Find the lines holding "markerfacecolor" and copy them.

■ **STORED RECORDS**:
+-------+

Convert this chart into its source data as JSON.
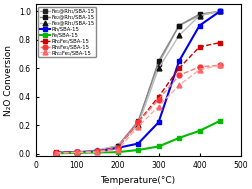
{
  "title": "",
  "xlabel": "Temperature(°C)",
  "ylabel": "N₂O Conversion",
  "xlim": [
    0,
    500
  ],
  "ylim": [
    -0.02,
    1.05
  ],
  "xticks": [
    0,
    100,
    200,
    300,
    400,
    500
  ],
  "yticks": [
    0.0,
    0.2,
    0.4,
    0.6,
    0.8,
    1.0
  ],
  "series": [
    {
      "label": "Fe₁@Rh₁/SBA-15",
      "color": "#aaaaaa",
      "linestyle": "-",
      "marker": "s",
      "markerfacecolor": "#222222",
      "markeredgecolor": "#222222",
      "markersize": 3.5,
      "linewidth": 1.0,
      "x": [
        50,
        100,
        150,
        200,
        250,
        300,
        350,
        400,
        450
      ],
      "y": [
        0.005,
        0.01,
        0.02,
        0.05,
        0.23,
        0.63,
        0.9,
        0.97,
        1.0
      ]
    },
    {
      "label": "Fe₂@Rh₁/SBA-15",
      "color": "#888888",
      "linestyle": "-",
      "marker": "s",
      "markerfacecolor": "#111111",
      "markeredgecolor": "#111111",
      "markersize": 3.5,
      "linewidth": 1.0,
      "x": [
        50,
        100,
        150,
        200,
        250,
        300,
        350,
        400,
        450
      ],
      "y": [
        0.005,
        0.01,
        0.02,
        0.055,
        0.22,
        0.65,
        0.9,
        0.98,
        1.0
      ]
    },
    {
      "label": "Fe₃@Rh₁/SBA-15",
      "color": "#bbbbbb",
      "linestyle": "-",
      "marker": "^",
      "markerfacecolor": "#111111",
      "markeredgecolor": "#111111",
      "markersize": 3.5,
      "linewidth": 1.0,
      "x": [
        50,
        100,
        150,
        200,
        250,
        300,
        350,
        400,
        450
      ],
      "y": [
        0.005,
        0.01,
        0.025,
        0.055,
        0.2,
        0.6,
        0.83,
        0.97,
        1.0
      ]
    },
    {
      "label": "Rh/SBA-15",
      "color": "#0000ee",
      "linestyle": "-",
      "marker": "s",
      "markerfacecolor": "#0000ee",
      "markeredgecolor": "#0000ee",
      "markersize": 3.5,
      "linewidth": 1.5,
      "x": [
        50,
        100,
        150,
        200,
        250,
        300,
        350,
        400,
        450
      ],
      "y": [
        0.005,
        0.01,
        0.015,
        0.04,
        0.07,
        0.22,
        0.65,
        0.9,
        1.0
      ]
    },
    {
      "label": "Fe/SBA-15",
      "color": "#00bb00",
      "linestyle": "-",
      "marker": "s",
      "markerfacecolor": "#00bb00",
      "markeredgecolor": "#00bb00",
      "markersize": 3.5,
      "linewidth": 1.5,
      "x": [
        50,
        100,
        150,
        200,
        250,
        300,
        350,
        400,
        450
      ],
      "y": [
        0.002,
        0.005,
        0.008,
        0.01,
        0.025,
        0.05,
        0.11,
        0.16,
        0.23
      ]
    },
    {
      "label": "Rh₁Fe₁/SBA-15",
      "color": "#cc0000",
      "linestyle": "--",
      "marker": "s",
      "markerfacecolor": "#cc0000",
      "markeredgecolor": "#cc0000",
      "markersize": 3.5,
      "linewidth": 1.0,
      "x": [
        50,
        100,
        150,
        200,
        250,
        300,
        350,
        400,
        450
      ],
      "y": [
        0.01,
        0.01,
        0.015,
        0.04,
        0.22,
        0.4,
        0.6,
        0.75,
        0.78
      ]
    },
    {
      "label": "Rh₅Fe₁/SBA-15",
      "color": "#ff7777",
      "linestyle": "--",
      "marker": "o",
      "markerfacecolor": "#ff3333",
      "markeredgecolor": "#ff3333",
      "markersize": 3.5,
      "linewidth": 1.0,
      "x": [
        50,
        100,
        150,
        200,
        250,
        300,
        350,
        400,
        450
      ],
      "y": [
        0.005,
        0.01,
        0.015,
        0.04,
        0.22,
        0.38,
        0.55,
        0.61,
        0.62
      ]
    },
    {
      "label": "Rh₁₁Fe₁/SBA-15",
      "color": "#ffaaaa",
      "linestyle": "--",
      "marker": "^",
      "markerfacecolor": "#ff6666",
      "markeredgecolor": "#ff6666",
      "markersize": 3.5,
      "linewidth": 1.0,
      "x": [
        50,
        100,
        150,
        200,
        250,
        300,
        350,
        400,
        450
      ],
      "y": [
        0.003,
        0.008,
        0.01,
        0.025,
        0.19,
        0.33,
        0.48,
        0.59,
        0.62
      ]
    }
  ]
}
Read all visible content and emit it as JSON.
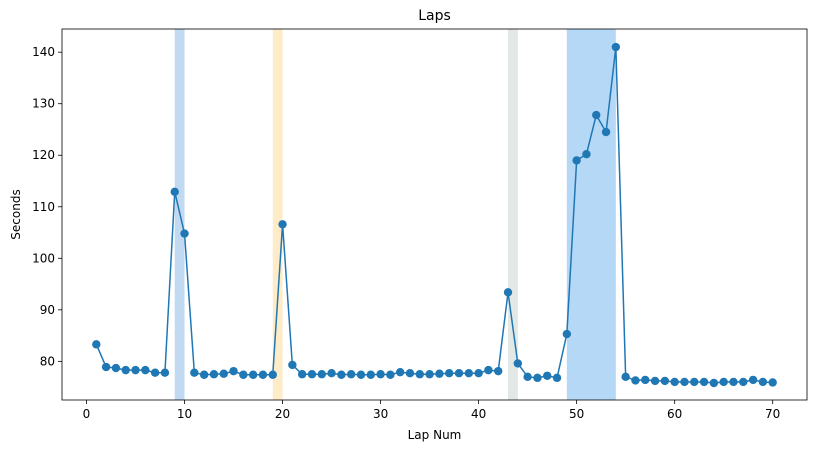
{
  "chart_data": {
    "type": "line",
    "title": "Laps",
    "xlabel": "Lap Num",
    "ylabel": "Seconds",
    "xlim": [
      -2.5,
      73.5
    ],
    "ylim": [
      72.5,
      144.5
    ],
    "xticks": [
      0,
      10,
      20,
      30,
      40,
      50,
      60,
      70
    ],
    "yticks": [
      80,
      90,
      100,
      110,
      120,
      130,
      140
    ],
    "grid": false,
    "line_color": "#1f77b4",
    "x": [
      1,
      2,
      3,
      4,
      5,
      6,
      7,
      8,
      9,
      10,
      11,
      12,
      13,
      14,
      15,
      16,
      17,
      18,
      19,
      20,
      21,
      22,
      23,
      24,
      25,
      26,
      27,
      28,
      29,
      30,
      31,
      32,
      33,
      34,
      35,
      36,
      37,
      38,
      39,
      40,
      41,
      42,
      43,
      44,
      45,
      46,
      47,
      48,
      49,
      50,
      51,
      52,
      53,
      54,
      55,
      56,
      57,
      58,
      59,
      60,
      61,
      62,
      63,
      64,
      65,
      66,
      67,
      68,
      69,
      70
    ],
    "y": [
      83.3,
      78.9,
      78.7,
      78.3,
      78.3,
      78.3,
      77.8,
      77.8,
      112.9,
      104.8,
      77.8,
      77.4,
      77.5,
      77.6,
      78.1,
      77.4,
      77.4,
      77.4,
      77.4,
      106.6,
      79.3,
      77.5,
      77.5,
      77.5,
      77.7,
      77.4,
      77.5,
      77.4,
      77.4,
      77.5,
      77.4,
      77.9,
      77.7,
      77.5,
      77.5,
      77.6,
      77.7,
      77.7,
      77.7,
      77.7,
      78.3,
      78.1,
      93.4,
      79.6,
      77.0,
      76.8,
      77.2,
      76.8,
      85.3,
      119.0,
      120.2,
      127.8,
      124.5,
      141.0,
      77.0,
      76.3,
      76.4,
      76.2,
      76.2,
      76.0,
      76.0,
      76.0,
      76.0,
      75.8,
      76.0,
      76.0,
      76.0,
      76.4,
      76.0,
      75.9
    ],
    "highlight_bands": [
      {
        "x0": 9,
        "x1": 10,
        "color": "#a0c4ea",
        "opacity": 0.65
      },
      {
        "x0": 19,
        "x1": 20,
        "color": "#fde4b4",
        "opacity": 0.75
      },
      {
        "x0": 43,
        "x1": 44,
        "color": "#dde4e0",
        "opacity": 0.85
      },
      {
        "x0": 49,
        "x1": 54,
        "color": "#9ccbf3",
        "opacity": 0.75
      }
    ]
  }
}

+-------+

■ **CORRECT RESULT**:
      "markerfacecolor": "#222222",
      "markerfacecolor": "#111111",
      "markerfacecolor": "#111111",
      "markerfacecolor": "#0000ee",
      "markerfacecolor": "#00bb00",
      "markerfacecolor": "#cc0000",
      "markerfacecolor": "#ff3333",
      "markerfacecolor": "#ff6666",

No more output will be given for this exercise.